— START OF AVAILABLE RECORDS —

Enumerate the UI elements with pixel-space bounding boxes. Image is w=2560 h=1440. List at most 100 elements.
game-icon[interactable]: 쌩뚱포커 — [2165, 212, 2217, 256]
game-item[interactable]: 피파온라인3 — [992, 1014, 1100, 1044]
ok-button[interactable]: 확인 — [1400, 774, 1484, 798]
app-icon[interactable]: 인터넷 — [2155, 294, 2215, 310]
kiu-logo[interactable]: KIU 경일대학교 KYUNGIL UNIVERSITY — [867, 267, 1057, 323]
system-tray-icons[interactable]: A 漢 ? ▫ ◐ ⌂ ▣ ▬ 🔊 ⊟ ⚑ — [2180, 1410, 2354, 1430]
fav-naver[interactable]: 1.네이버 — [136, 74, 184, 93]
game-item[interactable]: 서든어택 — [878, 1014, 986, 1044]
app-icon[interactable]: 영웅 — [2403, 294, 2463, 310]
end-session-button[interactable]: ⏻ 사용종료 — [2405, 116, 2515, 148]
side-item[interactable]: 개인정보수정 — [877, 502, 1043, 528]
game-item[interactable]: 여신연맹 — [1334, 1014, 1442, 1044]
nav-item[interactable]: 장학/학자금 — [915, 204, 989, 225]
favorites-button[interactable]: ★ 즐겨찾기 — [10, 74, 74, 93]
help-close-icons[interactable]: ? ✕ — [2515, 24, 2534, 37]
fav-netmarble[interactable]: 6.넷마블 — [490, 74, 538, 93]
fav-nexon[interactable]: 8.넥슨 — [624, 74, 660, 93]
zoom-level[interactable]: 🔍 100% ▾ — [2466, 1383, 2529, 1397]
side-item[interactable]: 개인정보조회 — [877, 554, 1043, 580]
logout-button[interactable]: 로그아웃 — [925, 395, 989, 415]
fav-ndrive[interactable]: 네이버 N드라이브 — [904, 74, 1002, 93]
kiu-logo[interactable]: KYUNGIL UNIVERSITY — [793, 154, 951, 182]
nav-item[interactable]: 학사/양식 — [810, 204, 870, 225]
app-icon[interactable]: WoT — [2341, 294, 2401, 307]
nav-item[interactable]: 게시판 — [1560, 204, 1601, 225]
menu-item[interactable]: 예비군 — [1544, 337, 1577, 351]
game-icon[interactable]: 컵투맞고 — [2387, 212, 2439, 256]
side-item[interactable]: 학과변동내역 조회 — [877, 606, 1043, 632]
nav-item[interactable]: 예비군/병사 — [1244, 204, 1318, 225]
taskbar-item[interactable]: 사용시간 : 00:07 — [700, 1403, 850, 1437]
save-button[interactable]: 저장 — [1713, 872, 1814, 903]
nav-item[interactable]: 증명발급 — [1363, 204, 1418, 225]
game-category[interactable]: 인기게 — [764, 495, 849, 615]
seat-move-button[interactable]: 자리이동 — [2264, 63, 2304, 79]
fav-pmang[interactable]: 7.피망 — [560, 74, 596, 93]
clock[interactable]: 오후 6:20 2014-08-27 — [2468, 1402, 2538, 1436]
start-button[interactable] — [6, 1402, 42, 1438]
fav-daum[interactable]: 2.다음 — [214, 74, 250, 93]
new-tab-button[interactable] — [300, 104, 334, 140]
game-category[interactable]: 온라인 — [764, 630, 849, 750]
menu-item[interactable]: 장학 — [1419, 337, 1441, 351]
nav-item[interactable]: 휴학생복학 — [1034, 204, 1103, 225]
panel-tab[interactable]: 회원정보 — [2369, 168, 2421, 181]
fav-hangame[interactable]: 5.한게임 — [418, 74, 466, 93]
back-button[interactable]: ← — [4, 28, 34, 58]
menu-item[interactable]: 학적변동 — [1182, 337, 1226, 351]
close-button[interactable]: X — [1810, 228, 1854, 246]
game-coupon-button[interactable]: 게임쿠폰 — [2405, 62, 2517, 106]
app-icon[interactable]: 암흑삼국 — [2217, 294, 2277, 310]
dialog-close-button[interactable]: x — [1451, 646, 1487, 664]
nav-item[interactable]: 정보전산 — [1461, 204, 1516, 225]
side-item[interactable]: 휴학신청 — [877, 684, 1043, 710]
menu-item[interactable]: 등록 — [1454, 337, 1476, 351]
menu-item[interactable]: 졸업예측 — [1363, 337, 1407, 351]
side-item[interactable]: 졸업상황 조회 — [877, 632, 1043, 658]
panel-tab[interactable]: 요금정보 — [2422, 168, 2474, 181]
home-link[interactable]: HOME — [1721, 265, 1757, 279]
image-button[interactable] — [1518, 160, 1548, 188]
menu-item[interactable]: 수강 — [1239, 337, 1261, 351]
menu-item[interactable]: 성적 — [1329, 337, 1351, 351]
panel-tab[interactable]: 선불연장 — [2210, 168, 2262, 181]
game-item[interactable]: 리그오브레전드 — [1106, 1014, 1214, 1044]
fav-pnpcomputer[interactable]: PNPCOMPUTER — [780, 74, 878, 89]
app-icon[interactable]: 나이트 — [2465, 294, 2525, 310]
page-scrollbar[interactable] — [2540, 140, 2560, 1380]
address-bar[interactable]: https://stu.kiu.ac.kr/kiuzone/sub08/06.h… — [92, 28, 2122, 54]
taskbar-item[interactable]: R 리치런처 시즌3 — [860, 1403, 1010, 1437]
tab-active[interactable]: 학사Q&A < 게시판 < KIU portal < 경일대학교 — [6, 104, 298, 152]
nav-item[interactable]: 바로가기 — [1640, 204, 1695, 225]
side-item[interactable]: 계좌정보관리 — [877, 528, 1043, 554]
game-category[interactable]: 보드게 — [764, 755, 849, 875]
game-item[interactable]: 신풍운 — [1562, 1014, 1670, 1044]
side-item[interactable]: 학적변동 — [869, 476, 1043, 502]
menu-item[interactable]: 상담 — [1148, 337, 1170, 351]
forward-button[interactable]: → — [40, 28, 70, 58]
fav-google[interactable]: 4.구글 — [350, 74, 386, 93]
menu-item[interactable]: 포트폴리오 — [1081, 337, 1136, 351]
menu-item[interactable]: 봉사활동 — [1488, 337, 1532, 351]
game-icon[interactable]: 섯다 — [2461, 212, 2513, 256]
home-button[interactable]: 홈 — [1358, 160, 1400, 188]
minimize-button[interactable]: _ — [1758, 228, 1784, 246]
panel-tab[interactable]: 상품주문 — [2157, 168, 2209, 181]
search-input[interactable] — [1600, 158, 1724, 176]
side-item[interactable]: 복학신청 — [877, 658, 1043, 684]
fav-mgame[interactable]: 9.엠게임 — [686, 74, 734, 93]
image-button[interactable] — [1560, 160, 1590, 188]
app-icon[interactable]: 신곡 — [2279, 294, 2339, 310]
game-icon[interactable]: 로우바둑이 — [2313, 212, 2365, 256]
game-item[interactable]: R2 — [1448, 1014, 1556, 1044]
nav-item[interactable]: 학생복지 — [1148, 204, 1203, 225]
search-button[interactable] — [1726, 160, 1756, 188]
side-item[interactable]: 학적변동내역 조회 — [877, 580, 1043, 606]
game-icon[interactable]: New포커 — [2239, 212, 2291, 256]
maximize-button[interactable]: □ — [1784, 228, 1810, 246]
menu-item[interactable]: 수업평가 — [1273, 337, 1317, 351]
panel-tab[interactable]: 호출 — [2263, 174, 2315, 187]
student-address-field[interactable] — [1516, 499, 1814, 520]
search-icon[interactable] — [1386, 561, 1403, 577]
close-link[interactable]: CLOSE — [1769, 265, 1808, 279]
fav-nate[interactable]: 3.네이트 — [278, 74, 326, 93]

— END OF AVAILABLE RECORDS —

◆ TO DO
Retype the listing from its first line up to and including the line containing "app-icon[interactable]: 인터넷 —".

◆ REPLY
Enumerate the UI elements with pixel-space bounding boxes. Image is w=2560 h=1440. List at most 100 elements.
game-icon[interactable]: 쌩뚱포커 — [2165, 212, 2217, 256]
game-item[interactable]: 피파온라인3 — [992, 1014, 1100, 1044]
ok-button[interactable]: 확인 — [1400, 774, 1484, 798]
app-icon[interactable]: 인터넷 — [2155, 294, 2215, 310]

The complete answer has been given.